EXERCISE AIM: Images should be left out, and everything else in the listing reproduced exactly.

LISTING:
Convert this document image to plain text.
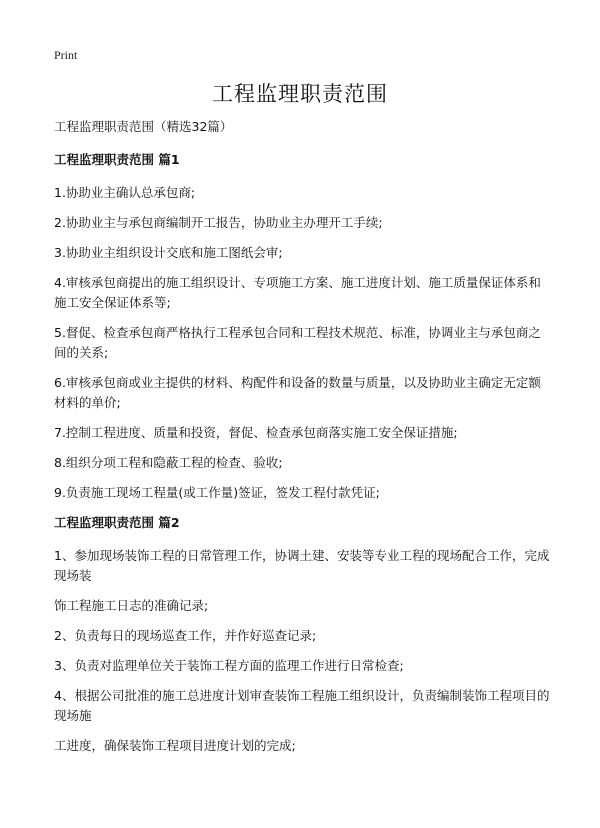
Print
工程监理职责范围
工程监理职责范围（精选32篇）
工程监理职责范围 篇1
1.协助业主确认总承包商;
2.协助业主与承包商编制开工报告，协助业主办理开工手续;
3.协助业主组织设计交底和施工图纸会审;
4.审核承包商提出的施工组织设计、专项施工方案、施工进度计划、施工质量保证体系和施工安全保证体系等;
5.督促、检查承包商严格执行工程承包合同和工程技术规范、标准，协调业主与承包商之间的关系;
6.审核承包商或业主提供的材料、构配件和设备的数量与质量，以及协助业主确定无定额材料的单价;
7.控制工程进度、质量和投资，督促、检查承包商落实施工安全保证措施;
8.组织分项工程和隐蔽工程的检查、验收;
9.负责施工现场工程量(或工作量)签证，签发工程付款凭证;
工程监理职责范围 篇2
1、参加现场装饰工程的日常管理工作，协调土建、安装等专业工程的现场配合工作，完成现场装
饰工程施工日志的准确记录;
2、负责每日的现场巡查工作，并作好巡查记录;
3、负责对监理单位关于装饰工程方面的监理工作进行日常检查;
4、根据公司批准的施工总进度计划审查装饰工程施工组织设计，负责编制装饰工程项目的现场施
工进度，确保装饰工程项目进度计划的完成;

EXERCISE ANSWER:
Convert this document image to plain text.
Print
工程监理职责范围
工程监理职责范围（精选32篇）
工程监理职责范围 篇1
1.协助业主确认总承包商;
2.协助业主与承包商编制开工报告，协助业主办理开工手续;
3.协助业主组织设计交底和施工图纸会审;
4.审核承包商提出的施工组织设计、专项施工方案、施工进度计划、施工质量保证体系和施工安全保证体系等;
5.督促、检查承包商严格执行工程承包合同和工程技术规范、标准，协调业主与承包商之间的关系;
6.审核承包商或业主提供的材料、构配件和设备的数量与质量，以及协助业主确定无定额材料的单价;
7.控制工程进度、质量和投资，督促、检查承包商落实施工安全保证措施;
8.组织分项工程和隐蔽工程的检查、验收;
9.负责施工现场工程量(或工作量)签证，签发工程付款凭证;
工程监理职责范围 篇2
1、参加现场装饰工程的日常管理工作，协调土建、安装等专业工程的现场配合工作，完成现场装
饰工程施工日志的准确记录;
2、负责每日的现场巡查工作，并作好巡查记录;
3、负责对监理单位关于装饰工程方面的监理工作进行日常检查;
4、根据公司批准的施工总进度计划审查装饰工程施工组织设计，负责编制装饰工程项目的现场施
工进度，确保装饰工程项目进度计划的完成;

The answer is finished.